#### SET TASK
Copy out each line that includes the word "Operating".

#### GIVEN DATA
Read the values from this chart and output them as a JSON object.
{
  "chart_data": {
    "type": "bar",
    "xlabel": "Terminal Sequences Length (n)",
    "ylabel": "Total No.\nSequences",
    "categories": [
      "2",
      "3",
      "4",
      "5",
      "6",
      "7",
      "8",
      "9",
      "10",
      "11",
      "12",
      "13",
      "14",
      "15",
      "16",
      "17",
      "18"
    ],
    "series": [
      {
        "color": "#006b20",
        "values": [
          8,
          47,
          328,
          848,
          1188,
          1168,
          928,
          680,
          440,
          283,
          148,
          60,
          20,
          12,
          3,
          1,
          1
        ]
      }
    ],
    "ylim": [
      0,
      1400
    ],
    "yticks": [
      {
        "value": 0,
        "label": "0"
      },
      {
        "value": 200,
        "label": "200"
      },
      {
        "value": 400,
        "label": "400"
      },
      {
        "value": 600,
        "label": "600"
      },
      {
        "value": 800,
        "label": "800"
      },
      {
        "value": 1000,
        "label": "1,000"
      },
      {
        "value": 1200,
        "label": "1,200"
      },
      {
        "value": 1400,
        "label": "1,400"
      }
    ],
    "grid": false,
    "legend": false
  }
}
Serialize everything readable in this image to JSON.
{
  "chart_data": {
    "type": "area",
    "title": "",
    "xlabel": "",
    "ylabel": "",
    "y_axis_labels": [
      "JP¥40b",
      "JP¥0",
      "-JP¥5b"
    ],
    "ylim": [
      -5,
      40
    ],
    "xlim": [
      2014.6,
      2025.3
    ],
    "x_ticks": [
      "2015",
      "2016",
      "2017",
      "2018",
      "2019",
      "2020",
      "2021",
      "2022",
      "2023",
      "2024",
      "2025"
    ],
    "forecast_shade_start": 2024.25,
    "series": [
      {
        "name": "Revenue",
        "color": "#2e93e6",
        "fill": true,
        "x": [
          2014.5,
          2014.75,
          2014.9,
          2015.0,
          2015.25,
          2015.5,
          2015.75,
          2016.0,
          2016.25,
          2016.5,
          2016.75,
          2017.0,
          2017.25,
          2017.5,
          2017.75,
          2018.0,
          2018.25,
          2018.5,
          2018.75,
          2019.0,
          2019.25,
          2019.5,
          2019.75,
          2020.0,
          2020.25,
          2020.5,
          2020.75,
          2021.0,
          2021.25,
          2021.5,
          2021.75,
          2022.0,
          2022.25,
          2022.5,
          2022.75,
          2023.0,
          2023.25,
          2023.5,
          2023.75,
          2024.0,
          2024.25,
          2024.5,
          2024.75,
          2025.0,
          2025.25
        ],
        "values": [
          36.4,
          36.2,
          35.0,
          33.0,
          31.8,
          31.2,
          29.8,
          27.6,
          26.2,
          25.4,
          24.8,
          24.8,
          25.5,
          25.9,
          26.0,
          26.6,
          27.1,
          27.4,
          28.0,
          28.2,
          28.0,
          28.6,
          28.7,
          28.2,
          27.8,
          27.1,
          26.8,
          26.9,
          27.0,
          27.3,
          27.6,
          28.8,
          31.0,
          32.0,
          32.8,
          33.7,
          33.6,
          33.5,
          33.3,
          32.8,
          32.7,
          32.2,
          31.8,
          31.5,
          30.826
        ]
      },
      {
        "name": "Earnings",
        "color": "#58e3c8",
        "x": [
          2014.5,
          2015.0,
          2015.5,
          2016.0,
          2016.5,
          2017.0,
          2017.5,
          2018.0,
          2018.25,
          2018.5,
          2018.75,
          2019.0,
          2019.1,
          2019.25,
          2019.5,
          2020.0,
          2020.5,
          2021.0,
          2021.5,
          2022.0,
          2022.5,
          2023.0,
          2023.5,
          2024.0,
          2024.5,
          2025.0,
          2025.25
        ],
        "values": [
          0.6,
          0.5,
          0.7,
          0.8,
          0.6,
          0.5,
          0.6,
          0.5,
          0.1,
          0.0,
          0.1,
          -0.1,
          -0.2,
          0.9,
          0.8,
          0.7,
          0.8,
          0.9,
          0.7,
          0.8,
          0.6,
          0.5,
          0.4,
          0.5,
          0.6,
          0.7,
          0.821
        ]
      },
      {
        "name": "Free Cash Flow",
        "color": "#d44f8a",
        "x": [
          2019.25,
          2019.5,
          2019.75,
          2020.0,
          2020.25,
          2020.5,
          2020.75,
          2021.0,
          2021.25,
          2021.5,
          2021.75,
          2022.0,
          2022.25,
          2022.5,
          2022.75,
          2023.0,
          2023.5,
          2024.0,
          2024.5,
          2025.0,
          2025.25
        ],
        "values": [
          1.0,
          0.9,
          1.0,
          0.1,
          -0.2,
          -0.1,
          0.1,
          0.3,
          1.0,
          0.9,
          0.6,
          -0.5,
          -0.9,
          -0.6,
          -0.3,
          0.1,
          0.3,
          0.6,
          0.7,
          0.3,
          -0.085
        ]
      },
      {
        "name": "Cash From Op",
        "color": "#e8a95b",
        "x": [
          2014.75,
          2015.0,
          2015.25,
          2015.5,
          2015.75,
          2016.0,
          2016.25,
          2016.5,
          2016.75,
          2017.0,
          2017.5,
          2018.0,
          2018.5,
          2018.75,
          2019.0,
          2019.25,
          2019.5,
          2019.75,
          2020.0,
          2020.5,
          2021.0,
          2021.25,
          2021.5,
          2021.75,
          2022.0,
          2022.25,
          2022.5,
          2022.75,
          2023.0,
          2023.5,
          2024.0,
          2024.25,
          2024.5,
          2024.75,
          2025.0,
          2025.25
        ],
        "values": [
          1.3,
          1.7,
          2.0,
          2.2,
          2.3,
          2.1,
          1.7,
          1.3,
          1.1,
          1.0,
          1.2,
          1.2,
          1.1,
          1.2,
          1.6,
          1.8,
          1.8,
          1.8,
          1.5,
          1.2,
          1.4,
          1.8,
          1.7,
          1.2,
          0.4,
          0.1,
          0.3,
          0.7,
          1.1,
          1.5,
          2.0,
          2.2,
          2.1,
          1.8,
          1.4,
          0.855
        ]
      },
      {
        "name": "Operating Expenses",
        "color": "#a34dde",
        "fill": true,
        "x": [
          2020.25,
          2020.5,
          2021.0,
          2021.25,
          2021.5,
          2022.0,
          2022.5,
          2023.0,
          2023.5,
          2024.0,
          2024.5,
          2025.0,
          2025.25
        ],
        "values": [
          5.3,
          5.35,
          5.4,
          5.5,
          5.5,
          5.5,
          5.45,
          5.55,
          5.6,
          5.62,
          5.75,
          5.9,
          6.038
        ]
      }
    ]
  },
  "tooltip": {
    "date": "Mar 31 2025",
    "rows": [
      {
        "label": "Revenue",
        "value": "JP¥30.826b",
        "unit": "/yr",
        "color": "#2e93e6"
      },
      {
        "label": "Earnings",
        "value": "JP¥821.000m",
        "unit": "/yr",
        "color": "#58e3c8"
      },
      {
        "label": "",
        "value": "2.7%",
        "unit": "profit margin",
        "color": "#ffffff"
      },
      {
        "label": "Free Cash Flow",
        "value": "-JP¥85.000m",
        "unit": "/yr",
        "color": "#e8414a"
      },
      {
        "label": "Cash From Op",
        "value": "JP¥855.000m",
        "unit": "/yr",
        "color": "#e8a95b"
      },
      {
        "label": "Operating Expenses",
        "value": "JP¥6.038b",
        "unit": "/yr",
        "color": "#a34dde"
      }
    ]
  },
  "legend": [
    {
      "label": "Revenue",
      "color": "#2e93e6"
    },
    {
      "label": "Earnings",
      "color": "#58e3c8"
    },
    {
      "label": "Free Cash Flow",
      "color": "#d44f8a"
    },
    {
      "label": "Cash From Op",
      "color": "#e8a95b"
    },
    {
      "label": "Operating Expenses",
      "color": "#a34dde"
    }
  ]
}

#### TASK ANSWER
        "name": "Operating Expenses",
        "label": "Operating Expenses",
      "label": "Operating Expenses",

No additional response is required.